=== Instruction ===
Output the records exactly. Include every line.

=== Material provided ===
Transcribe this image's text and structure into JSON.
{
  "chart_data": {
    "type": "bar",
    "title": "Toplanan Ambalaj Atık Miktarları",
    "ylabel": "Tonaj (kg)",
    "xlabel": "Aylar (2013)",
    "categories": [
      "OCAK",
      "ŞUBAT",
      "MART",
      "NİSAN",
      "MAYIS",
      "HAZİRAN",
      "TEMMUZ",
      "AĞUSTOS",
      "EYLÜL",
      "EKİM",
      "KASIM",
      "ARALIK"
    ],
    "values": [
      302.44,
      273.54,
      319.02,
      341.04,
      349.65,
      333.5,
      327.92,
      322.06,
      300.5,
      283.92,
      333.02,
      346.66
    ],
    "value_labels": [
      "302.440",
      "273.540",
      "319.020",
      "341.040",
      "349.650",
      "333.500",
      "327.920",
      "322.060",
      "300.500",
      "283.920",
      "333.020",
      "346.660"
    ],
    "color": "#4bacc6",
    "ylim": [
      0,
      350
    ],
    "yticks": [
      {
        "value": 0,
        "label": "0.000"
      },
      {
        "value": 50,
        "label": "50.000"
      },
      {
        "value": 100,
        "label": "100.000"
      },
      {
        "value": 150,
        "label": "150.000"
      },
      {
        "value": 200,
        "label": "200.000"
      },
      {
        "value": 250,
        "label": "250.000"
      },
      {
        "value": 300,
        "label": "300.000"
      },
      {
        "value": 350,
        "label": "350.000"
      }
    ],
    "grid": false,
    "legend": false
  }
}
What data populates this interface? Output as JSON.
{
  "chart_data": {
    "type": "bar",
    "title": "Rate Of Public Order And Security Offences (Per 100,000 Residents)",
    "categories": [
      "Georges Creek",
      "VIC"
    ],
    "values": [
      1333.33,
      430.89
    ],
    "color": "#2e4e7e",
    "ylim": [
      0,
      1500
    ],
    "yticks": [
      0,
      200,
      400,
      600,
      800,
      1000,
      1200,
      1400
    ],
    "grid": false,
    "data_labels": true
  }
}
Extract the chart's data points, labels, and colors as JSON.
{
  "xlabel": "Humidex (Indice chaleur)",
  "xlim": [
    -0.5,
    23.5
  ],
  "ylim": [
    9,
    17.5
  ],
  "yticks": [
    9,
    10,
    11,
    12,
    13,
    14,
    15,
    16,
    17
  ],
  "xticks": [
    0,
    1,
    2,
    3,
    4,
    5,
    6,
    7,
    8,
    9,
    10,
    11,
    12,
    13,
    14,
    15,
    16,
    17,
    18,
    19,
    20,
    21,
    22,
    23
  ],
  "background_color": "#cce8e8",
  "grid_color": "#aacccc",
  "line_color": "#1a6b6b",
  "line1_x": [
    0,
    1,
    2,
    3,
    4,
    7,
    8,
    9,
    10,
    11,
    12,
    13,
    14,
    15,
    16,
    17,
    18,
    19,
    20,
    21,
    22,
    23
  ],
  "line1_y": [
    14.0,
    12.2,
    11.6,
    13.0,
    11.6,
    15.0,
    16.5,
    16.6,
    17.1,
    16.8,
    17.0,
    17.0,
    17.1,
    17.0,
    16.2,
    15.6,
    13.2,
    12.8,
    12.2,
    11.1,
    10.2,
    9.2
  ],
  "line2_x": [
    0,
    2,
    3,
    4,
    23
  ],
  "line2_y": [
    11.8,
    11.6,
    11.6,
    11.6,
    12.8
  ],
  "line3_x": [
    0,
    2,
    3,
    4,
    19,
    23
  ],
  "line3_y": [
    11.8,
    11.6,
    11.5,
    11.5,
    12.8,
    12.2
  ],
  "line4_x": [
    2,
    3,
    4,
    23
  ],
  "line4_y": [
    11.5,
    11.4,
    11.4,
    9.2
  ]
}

=== The solution ===
Transcribe this image's text and structure into JSON.
{
  "chart_data": {
    "type": "bar",
    "title": "Toplanan Ambalaj Atık Miktarları",
    "ylabel": "Tonaj (kg)",
    "xlabel": "Aylar (2013)",
    "categories": [
      "OCAK",
      "ŞUBAT",
      "MART",
      "NİSAN",
      "MAYIS",
      "HAZİRAN",
      "TEMMUZ",
      "AĞUSTOS",
      "EYLÜL",
      "EKİM",
      "KASIM",
      "ARALIK"
    ],
    "values": [
      302.44,
      273.54,
      319.02,
      341.04,
      349.65,
      333.5,
      327.92,
      322.06,
      300.5,
      283.92,
      333.02,
      346.66
    ],
    "value_labels": [
      "302.440",
      "273.540",
      "319.020",
      "341.040",
      "349.650",
      "333.500",
      "327.920",
      "322.060",
      "300.500",
      "283.920",
      "333.020",
      "346.660"
    ],
    "color": "#4bacc6",
    "ylim": [
      0,
      350
    ],
    "yticks": [
      {
        "value": 0,
        "label": "0.000"
      },
      {
        "value": 50,
        "label": "50.000"
      },
      {
        "value": 100,
        "label": "100.000"
      },
      {
        "value": 150,
        "label": "150.000"
      },
      {
        "value": 200,
        "label": "200.000"
      },
      {
        "value": 250,
        "label": "250.000"
      },
      {
        "value": 300,
        "label": "300.000"
      },
      {
        "value": 350,
        "label": "350.000"
      }
    ],
    "grid": false,
    "legend": false
  }
}
What data populates this interface? Output as JSON.
{
  "chart_data": {
    "type": "bar",
    "title": "Rate Of Public Order And Security Offences (Per 100,000 Residents)",
    "categories": [
      "Georges Creek",
      "VIC"
    ],
    "values": [
      1333.33,
      430.89
    ],
    "color": "#2e4e7e",
    "ylim": [
      0,
      1500
    ],
    "yticks": [
      0,
      200,
      400,
      600,
      800,
      1000,
      1200,
      1400
    ],
    "grid": false,
    "data_labels": true
  }
}
Extract the chart's data points, labels, and colors as JSON.
{
  "xlabel": "Humidex (Indice chaleur)",
  "xlim": [
    -0.5,
    23.5
  ],
  "ylim": [
    9,
    17.5
  ],
  "yticks": [
    9,
    10,
    11,
    12,
    13,
    14,
    15,
    16,
    17
  ],
  "xticks": [
    0,
    1,
    2,
    3,
    4,
    5,
    6,
    7,
    8,
    9,
    10,
    11,
    12,
    13,
    14,
    15,
    16,
    17,
    18,
    19,
    20,
    21,
    22,
    23
  ],
  "background_color": "#cce8e8",
  "grid_color": "#aacccc",
  "line_color": "#1a6b6b",
  "line1_x": [
    0,
    1,
    2,
    3,
    4,
    7,
    8,
    9,
    10,
    11,
    12,
    13,
    14,
    15,
    16,
    17,
    18,
    19,
    20,
    21,
    22,
    23
  ],
  "line1_y": [
    14.0,
    12.2,
    11.6,
    13.0,
    11.6,
    15.0,
    16.5,
    16.6,
    17.1,
    16.8,
    17.0,
    17.0,
    17.1,
    17.0,
    16.2,
    15.6,
    13.2,
    12.8,
    12.2,
    11.1,
    10.2,
    9.2
  ],
  "line2_x": [
    0,
    2,
    3,
    4,
    23
  ],
  "line2_y": [
    11.8,
    11.6,
    11.6,
    11.6,
    12.8
  ],
  "line3_x": [
    0,
    2,
    3,
    4,
    19,
    23
  ],
  "line3_y": [
    11.8,
    11.6,
    11.5,
    11.5,
    12.8,
    12.2
  ],
  "line4_x": [
    2,
    3,
    4,
    23
  ],
  "line4_y": [
    11.5,
    11.4,
    11.4,
    9.2
  ]
}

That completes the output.